◆ **Stated problem**: Go over the listing below line by line and tally those containing "заявление". Give only the tally.

◆ **Dataset entries**:
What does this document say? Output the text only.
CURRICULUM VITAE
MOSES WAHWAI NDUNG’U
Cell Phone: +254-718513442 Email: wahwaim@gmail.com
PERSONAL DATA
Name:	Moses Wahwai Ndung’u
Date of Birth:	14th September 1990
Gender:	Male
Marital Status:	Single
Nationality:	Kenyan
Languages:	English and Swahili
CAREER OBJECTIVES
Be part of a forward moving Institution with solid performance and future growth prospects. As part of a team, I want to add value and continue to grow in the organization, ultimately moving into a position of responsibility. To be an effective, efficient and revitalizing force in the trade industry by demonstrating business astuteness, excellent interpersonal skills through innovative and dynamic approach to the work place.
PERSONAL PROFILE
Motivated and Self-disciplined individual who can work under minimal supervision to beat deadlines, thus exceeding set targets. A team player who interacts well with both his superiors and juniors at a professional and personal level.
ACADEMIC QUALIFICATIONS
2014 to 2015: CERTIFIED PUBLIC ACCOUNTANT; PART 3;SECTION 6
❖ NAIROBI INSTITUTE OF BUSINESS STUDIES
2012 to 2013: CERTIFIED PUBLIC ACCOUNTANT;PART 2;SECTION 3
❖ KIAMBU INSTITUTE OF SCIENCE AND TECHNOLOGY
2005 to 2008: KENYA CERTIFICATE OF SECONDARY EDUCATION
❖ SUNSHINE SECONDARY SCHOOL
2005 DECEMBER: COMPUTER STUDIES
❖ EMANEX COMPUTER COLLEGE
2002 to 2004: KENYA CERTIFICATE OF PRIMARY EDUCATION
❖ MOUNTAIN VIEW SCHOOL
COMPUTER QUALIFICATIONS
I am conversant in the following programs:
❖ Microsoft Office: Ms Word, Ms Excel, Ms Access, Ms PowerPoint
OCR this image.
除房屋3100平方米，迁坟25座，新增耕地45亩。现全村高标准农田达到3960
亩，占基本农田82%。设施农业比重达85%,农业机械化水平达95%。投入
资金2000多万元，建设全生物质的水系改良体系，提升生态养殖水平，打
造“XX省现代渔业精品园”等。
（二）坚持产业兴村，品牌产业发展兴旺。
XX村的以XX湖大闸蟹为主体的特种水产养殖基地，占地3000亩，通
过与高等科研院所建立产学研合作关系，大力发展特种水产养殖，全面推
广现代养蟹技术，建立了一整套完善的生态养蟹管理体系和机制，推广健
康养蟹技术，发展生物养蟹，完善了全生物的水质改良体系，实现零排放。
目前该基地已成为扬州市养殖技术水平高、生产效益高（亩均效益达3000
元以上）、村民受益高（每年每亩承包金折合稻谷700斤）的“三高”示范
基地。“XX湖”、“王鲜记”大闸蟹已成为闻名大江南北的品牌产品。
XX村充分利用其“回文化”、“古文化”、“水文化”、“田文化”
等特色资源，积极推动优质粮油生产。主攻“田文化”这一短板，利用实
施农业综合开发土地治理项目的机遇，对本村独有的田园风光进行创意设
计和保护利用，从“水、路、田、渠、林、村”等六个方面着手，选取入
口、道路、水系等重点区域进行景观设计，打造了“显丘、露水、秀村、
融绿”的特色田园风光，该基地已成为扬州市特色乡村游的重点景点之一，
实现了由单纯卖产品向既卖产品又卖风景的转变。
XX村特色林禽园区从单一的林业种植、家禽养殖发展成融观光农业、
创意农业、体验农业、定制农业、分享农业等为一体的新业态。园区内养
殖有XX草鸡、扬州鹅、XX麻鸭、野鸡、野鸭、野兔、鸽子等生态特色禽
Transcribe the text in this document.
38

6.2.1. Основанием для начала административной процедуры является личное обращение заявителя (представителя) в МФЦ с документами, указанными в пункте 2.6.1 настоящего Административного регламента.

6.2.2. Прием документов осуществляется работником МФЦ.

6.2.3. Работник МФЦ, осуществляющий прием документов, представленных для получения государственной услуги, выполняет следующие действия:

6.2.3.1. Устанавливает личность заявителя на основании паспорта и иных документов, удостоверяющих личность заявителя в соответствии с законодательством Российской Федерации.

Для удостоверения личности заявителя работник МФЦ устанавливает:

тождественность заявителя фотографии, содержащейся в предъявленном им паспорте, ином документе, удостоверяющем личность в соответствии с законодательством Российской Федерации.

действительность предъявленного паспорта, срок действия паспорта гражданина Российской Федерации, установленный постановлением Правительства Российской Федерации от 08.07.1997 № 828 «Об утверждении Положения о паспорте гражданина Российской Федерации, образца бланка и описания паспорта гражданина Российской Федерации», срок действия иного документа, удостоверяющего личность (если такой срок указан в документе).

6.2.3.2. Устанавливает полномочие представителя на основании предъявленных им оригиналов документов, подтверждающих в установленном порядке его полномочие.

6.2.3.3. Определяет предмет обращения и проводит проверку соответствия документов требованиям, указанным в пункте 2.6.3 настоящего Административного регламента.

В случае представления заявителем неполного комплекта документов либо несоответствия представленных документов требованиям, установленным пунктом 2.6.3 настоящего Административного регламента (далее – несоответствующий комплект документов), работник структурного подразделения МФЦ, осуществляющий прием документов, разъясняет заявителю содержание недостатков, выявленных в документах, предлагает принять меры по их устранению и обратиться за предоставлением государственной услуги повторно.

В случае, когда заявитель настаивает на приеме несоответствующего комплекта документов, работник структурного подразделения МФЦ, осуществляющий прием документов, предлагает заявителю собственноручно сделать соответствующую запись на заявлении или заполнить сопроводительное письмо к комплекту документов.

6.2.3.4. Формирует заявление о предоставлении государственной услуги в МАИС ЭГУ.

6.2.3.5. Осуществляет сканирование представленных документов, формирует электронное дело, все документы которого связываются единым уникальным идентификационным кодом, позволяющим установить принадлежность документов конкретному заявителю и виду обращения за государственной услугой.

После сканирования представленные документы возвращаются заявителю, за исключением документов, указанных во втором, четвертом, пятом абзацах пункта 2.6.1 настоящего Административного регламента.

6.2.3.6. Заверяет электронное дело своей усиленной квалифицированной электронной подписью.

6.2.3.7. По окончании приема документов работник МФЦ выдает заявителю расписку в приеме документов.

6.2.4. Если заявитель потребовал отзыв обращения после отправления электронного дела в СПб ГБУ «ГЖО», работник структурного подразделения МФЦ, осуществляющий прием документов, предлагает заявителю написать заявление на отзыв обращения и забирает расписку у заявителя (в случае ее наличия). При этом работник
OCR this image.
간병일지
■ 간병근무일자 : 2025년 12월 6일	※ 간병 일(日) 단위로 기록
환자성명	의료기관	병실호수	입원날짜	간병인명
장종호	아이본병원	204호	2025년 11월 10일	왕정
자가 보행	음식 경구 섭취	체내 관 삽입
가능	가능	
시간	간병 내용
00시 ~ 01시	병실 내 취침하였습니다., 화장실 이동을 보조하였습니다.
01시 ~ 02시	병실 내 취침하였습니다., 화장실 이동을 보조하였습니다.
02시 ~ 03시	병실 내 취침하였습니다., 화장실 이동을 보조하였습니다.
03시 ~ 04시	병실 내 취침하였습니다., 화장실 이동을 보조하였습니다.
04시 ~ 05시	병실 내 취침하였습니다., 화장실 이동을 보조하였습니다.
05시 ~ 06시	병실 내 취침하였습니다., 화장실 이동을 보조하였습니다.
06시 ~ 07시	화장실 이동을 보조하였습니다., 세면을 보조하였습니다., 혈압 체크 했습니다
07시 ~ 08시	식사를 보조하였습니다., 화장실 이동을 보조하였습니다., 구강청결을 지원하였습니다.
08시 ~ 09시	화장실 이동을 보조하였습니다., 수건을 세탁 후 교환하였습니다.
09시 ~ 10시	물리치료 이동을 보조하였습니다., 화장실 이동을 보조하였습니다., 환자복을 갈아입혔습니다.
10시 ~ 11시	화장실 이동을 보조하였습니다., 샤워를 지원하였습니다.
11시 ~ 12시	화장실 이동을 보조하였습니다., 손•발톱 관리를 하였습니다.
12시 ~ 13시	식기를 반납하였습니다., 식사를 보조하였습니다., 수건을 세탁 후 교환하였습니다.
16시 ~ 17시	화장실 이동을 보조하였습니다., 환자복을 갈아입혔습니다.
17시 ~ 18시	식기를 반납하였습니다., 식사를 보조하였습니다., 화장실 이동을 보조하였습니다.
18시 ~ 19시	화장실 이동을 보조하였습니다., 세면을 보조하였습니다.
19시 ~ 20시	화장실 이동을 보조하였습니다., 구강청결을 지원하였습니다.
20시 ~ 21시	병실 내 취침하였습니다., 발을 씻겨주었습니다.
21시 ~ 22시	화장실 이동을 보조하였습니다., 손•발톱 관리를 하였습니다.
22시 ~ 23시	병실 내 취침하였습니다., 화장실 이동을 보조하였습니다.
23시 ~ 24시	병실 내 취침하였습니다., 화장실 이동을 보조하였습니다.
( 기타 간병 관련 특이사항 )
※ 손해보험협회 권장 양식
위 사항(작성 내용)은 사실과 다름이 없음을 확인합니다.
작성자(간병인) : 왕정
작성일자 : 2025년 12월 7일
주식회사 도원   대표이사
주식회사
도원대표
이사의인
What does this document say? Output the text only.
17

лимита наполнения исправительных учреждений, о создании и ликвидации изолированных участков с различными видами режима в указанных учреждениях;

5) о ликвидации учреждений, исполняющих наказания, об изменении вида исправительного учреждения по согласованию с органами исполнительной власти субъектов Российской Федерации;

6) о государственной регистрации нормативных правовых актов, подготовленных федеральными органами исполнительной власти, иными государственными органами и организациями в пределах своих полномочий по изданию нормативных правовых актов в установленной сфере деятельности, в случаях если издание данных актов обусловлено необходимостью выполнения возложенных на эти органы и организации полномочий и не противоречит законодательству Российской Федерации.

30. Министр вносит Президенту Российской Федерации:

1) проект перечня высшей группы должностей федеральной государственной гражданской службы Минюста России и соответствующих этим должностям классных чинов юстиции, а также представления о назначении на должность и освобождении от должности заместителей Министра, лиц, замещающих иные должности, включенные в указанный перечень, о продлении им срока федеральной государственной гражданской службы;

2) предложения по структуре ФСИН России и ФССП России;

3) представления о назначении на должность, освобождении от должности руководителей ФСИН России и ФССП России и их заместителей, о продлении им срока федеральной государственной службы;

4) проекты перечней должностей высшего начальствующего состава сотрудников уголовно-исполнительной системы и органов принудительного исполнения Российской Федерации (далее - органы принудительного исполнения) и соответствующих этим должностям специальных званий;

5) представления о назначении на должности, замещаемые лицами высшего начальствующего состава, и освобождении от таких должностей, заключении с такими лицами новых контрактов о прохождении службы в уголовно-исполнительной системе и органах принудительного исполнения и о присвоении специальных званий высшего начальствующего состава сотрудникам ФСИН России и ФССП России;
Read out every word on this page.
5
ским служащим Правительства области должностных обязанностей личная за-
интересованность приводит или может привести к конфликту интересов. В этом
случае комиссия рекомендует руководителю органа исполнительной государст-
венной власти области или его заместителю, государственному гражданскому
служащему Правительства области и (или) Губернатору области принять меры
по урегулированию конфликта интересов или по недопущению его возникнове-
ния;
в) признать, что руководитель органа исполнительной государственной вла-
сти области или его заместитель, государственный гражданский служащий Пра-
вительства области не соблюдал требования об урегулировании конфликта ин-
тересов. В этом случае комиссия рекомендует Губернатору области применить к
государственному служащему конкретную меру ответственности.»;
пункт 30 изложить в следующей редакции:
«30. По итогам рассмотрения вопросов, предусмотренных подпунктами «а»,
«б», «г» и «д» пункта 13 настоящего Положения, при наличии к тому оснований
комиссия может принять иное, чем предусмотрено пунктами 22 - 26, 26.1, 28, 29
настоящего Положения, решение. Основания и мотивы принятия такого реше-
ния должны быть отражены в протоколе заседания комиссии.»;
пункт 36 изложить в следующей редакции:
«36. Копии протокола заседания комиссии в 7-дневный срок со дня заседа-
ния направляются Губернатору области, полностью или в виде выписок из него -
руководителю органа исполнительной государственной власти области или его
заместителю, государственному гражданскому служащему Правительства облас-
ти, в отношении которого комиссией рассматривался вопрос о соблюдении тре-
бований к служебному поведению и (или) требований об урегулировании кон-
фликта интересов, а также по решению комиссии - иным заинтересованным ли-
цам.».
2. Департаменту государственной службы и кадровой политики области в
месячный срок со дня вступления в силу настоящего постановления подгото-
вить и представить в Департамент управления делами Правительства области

◆ **Exercise result**: 2